#### Task statement:
Repeat every entry in the listing below, exactly.

#### Records for processing:
--- BEGIN ---

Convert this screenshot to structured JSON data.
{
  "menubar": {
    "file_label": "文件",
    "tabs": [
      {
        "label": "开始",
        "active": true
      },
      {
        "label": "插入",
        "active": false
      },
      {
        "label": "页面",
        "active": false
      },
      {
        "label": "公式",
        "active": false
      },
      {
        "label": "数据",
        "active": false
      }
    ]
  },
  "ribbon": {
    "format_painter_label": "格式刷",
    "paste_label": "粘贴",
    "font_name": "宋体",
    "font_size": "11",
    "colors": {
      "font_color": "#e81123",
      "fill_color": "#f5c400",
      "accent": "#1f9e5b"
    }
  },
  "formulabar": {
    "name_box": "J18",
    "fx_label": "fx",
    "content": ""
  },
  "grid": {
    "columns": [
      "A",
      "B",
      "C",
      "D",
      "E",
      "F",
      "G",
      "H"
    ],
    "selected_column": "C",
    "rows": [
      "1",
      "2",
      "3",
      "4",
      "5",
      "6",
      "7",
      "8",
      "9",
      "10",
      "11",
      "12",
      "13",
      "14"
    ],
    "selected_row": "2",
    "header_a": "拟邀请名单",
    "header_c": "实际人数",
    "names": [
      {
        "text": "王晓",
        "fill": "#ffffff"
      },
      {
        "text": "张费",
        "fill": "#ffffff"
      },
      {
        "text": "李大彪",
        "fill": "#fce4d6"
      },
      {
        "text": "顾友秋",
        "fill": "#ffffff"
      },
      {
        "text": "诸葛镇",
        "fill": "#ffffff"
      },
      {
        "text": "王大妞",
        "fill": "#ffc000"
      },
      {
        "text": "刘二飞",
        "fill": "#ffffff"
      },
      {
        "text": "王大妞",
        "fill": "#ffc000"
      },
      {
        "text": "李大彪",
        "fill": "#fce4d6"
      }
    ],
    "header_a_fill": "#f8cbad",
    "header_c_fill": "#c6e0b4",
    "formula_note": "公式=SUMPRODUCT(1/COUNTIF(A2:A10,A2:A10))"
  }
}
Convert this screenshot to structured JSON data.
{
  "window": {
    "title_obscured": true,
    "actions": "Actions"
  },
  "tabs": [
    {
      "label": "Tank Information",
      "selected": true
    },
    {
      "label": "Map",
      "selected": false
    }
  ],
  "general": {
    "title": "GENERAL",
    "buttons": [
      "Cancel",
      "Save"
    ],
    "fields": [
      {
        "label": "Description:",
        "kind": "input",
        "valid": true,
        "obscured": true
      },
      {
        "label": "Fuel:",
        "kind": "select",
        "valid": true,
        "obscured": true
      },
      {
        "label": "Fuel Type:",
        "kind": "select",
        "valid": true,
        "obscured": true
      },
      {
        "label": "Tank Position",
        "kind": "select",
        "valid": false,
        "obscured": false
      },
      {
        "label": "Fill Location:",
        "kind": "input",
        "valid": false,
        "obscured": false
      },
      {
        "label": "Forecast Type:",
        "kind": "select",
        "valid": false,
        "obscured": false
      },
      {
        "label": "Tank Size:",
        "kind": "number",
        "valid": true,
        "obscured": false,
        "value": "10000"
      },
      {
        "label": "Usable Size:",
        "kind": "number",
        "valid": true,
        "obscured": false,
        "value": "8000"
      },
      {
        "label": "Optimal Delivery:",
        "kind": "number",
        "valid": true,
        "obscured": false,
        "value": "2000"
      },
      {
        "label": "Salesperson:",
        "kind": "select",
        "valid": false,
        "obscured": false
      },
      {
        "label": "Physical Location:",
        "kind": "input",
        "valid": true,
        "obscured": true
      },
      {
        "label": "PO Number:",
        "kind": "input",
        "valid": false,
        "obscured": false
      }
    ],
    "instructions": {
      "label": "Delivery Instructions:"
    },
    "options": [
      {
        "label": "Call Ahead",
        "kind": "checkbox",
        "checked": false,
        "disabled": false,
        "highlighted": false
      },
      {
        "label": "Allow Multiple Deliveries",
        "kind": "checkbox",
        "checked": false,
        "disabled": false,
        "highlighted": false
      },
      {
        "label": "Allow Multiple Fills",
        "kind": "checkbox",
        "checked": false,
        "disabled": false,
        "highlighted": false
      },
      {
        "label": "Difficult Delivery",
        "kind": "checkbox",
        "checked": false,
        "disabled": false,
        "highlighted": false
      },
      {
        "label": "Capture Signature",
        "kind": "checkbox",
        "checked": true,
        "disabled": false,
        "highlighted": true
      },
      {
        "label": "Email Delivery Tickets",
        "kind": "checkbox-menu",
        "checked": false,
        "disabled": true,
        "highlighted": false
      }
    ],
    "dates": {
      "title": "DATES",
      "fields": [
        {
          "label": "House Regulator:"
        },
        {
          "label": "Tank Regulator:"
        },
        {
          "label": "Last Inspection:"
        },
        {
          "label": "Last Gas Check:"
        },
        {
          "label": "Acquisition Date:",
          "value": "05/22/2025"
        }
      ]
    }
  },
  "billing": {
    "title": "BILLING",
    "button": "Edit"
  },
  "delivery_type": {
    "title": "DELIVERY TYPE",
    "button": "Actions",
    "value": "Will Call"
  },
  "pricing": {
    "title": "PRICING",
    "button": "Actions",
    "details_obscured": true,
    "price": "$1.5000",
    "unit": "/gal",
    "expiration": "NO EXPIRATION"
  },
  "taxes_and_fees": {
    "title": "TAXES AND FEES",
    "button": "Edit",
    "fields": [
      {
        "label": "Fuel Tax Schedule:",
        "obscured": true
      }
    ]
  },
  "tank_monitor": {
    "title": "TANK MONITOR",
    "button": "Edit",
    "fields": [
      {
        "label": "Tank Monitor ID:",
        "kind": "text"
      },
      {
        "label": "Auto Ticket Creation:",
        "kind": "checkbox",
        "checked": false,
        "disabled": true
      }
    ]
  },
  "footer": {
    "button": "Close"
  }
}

--- END ---

#### Correct result:
Convert this screenshot to structured JSON data.
{
  "menubar": {
    "file_label": "文件",
    "tabs": [
      {
        "label": "开始",
        "active": true
      },
      {
        "label": "插入",
        "active": false
      },
      {
        "label": "页面",
        "active": false
      },
      {
        "label": "公式",
        "active": false
      },
      {
        "label": "数据",
        "active": false
      }
    ]
  },
  "ribbon": {
    "format_painter_label": "格式刷",
    "paste_label": "粘贴",
    "font_name": "宋体",
    "font_size": "11",
    "colors": {
      "font_color": "#e81123",
      "fill_color": "#f5c400",
      "accent": "#1f9e5b"
    }
  },
  "formulabar": {
    "name_box": "J18",
    "fx_label": "fx",
    "content": ""
  },
  "grid": {
    "columns": [
      "A",
      "B",
      "C",
      "D",
      "E",
      "F",
      "G",
      "H"
    ],
    "selected_column": "C",
    "rows": [
      "1",
      "2",
      "3",
      "4",
      "5",
      "6",
      "7",
      "8",
      "9",
      "10",
      "11",
      "12",
      "13",
      "14"
    ],
    "selected_row": "2",
    "header_a": "拟邀请名单",
    "header_c": "实际人数",
    "names": [
      {
        "text": "王晓",
        "fill": "#ffffff"
      },
      {
        "text": "张费",
        "fill": "#ffffff"
      },
      {
        "text": "李大彪",
        "fill": "#fce4d6"
      },
      {
        "text": "顾友秋",
        "fill": "#ffffff"
      },
      {
        "text": "诸葛镇",
        "fill": "#ffffff"
      },
      {
        "text": "王大妞",
        "fill": "#ffc000"
      },
      {
        "text": "刘二飞",
        "fill": "#ffffff"
      },
      {
        "text": "王大妞",
        "fill": "#ffc000"
      },
      {
        "text": "李大彪",
        "fill": "#fce4d6"
      }
    ],
    "header_a_fill": "#f8cbad",
    "header_c_fill": "#c6e0b4",
    "formula_note": "公式=SUMPRODUCT(1/COUNTIF(A2:A10,A2:A10))"
  }
}
Convert this screenshot to structured JSON data.
{
  "window": {
    "title_obscured": true,
    "actions": "Actions"
  },
  "tabs": [
    {
      "label": "Tank Information",
      "selected": true
    },
    {
      "label": "Map",
      "selected": false
    }
  ],
  "general": {
    "title": "GENERAL",
    "buttons": [
      "Cancel",
      "Save"
    ],
    "fields": [
      {
        "label": "Description:",
        "kind": "input",
        "valid": true,
        "obscured": true
      },
      {
        "label": "Fuel:",
        "kind": "select",
        "valid": true,
        "obscured": true
      },
      {
        "label": "Fuel Type:",
        "kind": "select",
        "valid": true,
        "obscured": true
      },
      {
        "label": "Tank Position",
        "kind": "select",
        "valid": false,
        "obscured": false
      },
      {
        "label": "Fill Location:",
        "kind": "input",
        "valid": false,
        "obscured": false
      },
      {
        "label": "Forecast Type:",
        "kind": "select",
        "valid": false,
        "obscured": false
      },
      {
        "label": "Tank Size:",
        "kind": "number",
        "valid": true,
        "obscured": false,
        "value": "10000"
      },
      {
        "label": "Usable Size:",
        "kind": "number",
        "valid": true,
        "obscured": false,
        "value": "8000"
      },
      {
        "label": "Optimal Delivery:",
        "kind": "number",
        "valid": true,
        "obscured": false,
        "value": "2000"
      },
      {
        "label": "Salesperson:",
        "kind": "select",
        "valid": false,
        "obscured": false
      },
      {
        "label": "Physical Location:",
        "kind": "input",
        "valid": true,
        "obscured": true
      },
      {
        "label": "PO Number:",
        "kind": "input",
        "valid": false,
        "obscured": false
      }
    ],
    "instructions": {
      "label": "Delivery Instructions:"
    },
    "options": [
      {
        "label": "Call Ahead",
        "kind": "checkbox",
        "checked": false,
        "disabled": false,
        "highlighted": false
      },
      {
        "label": "Allow Multiple Deliveries",
        "kind": "checkbox",
        "checked": false,
        "disabled": false,
        "highlighted": false
      },
      {
        "label": "Allow Multiple Fills",
        "kind": "checkbox",
        "checked": false,
        "disabled": false,
        "highlighted": false
      },
      {
        "label": "Difficult Delivery",
        "kind": "checkbox",
        "checked": false,
        "disabled": false,
        "highlighted": false
      },
      {
        "label": "Capture Signature",
        "kind": "checkbox",
        "checked": true,
        "disabled": false,
        "highlighted": true
      },
      {
        "label": "Email Delivery Tickets",
        "kind": "checkbox-menu",
        "checked": false,
        "disabled": true,
        "highlighted": false
      }
    ],
    "dates": {
      "title": "DATES",
      "fields": [
        {
          "label": "House Regulator:"
        },
        {
          "label": "Tank Regulator:"
        },
        {
          "label": "Last Inspection:"
        },
        {
          "label": "Last Gas Check:"
        },
        {
          "label": "Acquisition Date:",
          "value": "05/22/2025"
        }
      ]
    }
  },
  "billing": {
    "title": "BILLING",
    "button": "Edit"
  },
  "delivery_type": {
    "title": "DELIVERY TYPE",
    "button": "Actions",
    "value": "Will Call"
  },
  "pricing": {
    "title": "PRICING",
    "button": "Actions",
    "details_obscured": true,
    "price": "$1.5000",
    "unit": "/gal",
    "expiration": "NO EXPIRATION"
  },
  "taxes_and_fees": {
    "title": "TAXES AND FEES",
    "button": "Edit",
    "fields": [
      {
        "label": "Fuel Tax Schedule:",
        "obscured": true
      }
    ]
  },
  "tank_monitor": {
    "title": "TANK MONITOR",
    "button": "Edit",
    "fields": [
      {
        "label": "Tank Monitor ID:",
        "kind": "text"
      },
      {
        "label": "Auto Ticket Creation:",
        "kind": "checkbox",
        "checked": false,
        "disabled": true
      }
    ]
  },
  "footer": {
    "button": "Close"
  }
}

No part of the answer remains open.